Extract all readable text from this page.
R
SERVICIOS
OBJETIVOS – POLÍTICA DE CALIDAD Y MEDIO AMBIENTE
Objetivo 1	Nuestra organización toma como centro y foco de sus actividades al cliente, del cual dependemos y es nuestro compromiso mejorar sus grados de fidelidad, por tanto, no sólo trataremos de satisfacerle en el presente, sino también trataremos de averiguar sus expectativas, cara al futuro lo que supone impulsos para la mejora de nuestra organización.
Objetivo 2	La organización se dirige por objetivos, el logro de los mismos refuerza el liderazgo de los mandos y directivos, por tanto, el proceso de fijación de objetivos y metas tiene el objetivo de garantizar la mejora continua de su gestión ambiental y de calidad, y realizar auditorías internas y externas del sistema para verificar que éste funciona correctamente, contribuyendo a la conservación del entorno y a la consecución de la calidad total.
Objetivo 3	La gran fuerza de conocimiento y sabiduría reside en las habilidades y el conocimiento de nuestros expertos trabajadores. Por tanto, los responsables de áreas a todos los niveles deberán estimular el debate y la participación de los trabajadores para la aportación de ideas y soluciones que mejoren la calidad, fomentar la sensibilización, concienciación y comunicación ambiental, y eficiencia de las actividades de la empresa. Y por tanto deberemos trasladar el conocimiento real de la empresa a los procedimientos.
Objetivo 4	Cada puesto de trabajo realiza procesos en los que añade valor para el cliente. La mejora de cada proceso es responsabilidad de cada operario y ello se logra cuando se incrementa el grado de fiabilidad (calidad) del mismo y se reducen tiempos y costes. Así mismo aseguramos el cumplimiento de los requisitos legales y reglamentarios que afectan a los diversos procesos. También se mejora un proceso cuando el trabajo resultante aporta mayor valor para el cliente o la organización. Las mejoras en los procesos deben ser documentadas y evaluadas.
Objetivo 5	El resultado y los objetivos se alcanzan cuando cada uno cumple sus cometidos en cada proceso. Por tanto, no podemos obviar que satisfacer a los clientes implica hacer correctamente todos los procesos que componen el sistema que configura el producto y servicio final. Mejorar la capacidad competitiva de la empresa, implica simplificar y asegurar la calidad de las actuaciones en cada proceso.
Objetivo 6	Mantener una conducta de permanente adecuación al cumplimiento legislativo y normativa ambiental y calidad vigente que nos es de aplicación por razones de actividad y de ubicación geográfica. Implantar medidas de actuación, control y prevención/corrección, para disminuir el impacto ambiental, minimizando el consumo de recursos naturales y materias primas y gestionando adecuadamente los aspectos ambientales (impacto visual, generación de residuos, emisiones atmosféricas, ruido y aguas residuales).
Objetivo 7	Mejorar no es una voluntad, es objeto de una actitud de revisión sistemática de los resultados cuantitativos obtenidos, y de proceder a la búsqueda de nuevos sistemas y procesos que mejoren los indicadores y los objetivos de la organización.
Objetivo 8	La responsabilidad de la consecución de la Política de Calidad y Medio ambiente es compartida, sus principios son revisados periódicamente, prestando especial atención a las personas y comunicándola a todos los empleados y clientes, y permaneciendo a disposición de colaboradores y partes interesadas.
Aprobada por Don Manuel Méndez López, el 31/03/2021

• Exercise aim: Reproduce all data above, unchanged.

• Output:
Extract all readable text from this page.
R
SERVICIOS
OBJETIVOS – POLÍTICA DE CALIDAD Y MEDIO AMBIENTE
Objetivo 1	Nuestra organización toma como centro y foco de sus actividades al cliente, del cual dependemos y es nuestro compromiso mejorar sus grados de fidelidad, por tanto, no sólo trataremos de satisfacerle en el presente, sino también trataremos de averiguar sus expectativas, cara al futuro lo que supone impulsos para la mejora de nuestra organización.
Objetivo 2	La organización se dirige por objetivos, el logro de los mismos refuerza el liderazgo de los mandos y directivos, por tanto, el proceso de fijación de objetivos y metas tiene el objetivo de garantizar la mejora continua de su gestión ambiental y de calidad, y realizar auditorías internas y externas del sistema para verificar que éste funciona correctamente, contribuyendo a la conservación del entorno y a la consecución de la calidad total.
Objetivo 3	La gran fuerza de conocimiento y sabiduría reside en las habilidades y el conocimiento de nuestros expertos trabajadores. Por tanto, los responsables de áreas a todos los niveles deberán estimular el debate y la participación de los trabajadores para la aportación de ideas y soluciones que mejoren la calidad, fomentar la sensibilización, concienciación y comunicación ambiental, y eficiencia de las actividades de la empresa. Y por tanto deberemos trasladar el conocimiento real de la empresa a los procedimientos.
Objetivo 4	Cada puesto de trabajo realiza procesos en los que añade valor para el cliente. La mejora de cada proceso es responsabilidad de cada operario y ello se logra cuando se incrementa el grado de fiabilidad (calidad) del mismo y se reducen tiempos y costes. Así mismo aseguramos el cumplimiento de los requisitos legales y reglamentarios que afectan a los diversos procesos. También se mejora un proceso cuando el trabajo resultante aporta mayor valor para el cliente o la organización. Las mejoras en los procesos deben ser documentadas y evaluadas.
Objetivo 5	El resultado y los objetivos se alcanzan cuando cada uno cumple sus cometidos en cada proceso. Por tanto, no podemos obviar que satisfacer a los clientes implica hacer correctamente todos los procesos que componen el sistema que configura el producto y servicio final. Mejorar la capacidad competitiva de la empresa, implica simplificar y asegurar la calidad de las actuaciones en cada proceso.
Objetivo 6	Mantener una conducta de permanente adecuación al cumplimiento legislativo y normativa ambiental y calidad vigente que nos es de aplicación por razones de actividad y de ubicación geográfica. Implantar medidas de actuación, control y prevención/corrección, para disminuir el impacto ambiental, minimizando el consumo de recursos naturales y materias primas y gestionando adecuadamente los aspectos ambientales (impacto visual, generación de residuos, emisiones atmosféricas, ruido y aguas residuales).
Objetivo 7	Mejorar no es una voluntad, es objeto de una actitud de revisión sistemática de los resultados cuantitativos obtenidos, y de proceder a la búsqueda de nuevos sistemas y procesos que mejoren los indicadores y los objetivos de la organización.
Objetivo 8	La responsabilidad de la consecución de la Política de Calidad y Medio ambiente es compartida, sus principios son revisados periódicamente, prestando especial atención a las personas y comunicándola a todos los empleados y clientes, y permaneciendo a disposición de colaboradores y partes interesadas.
Aprobada por Don Manuel Méndez López, el 31/03/2021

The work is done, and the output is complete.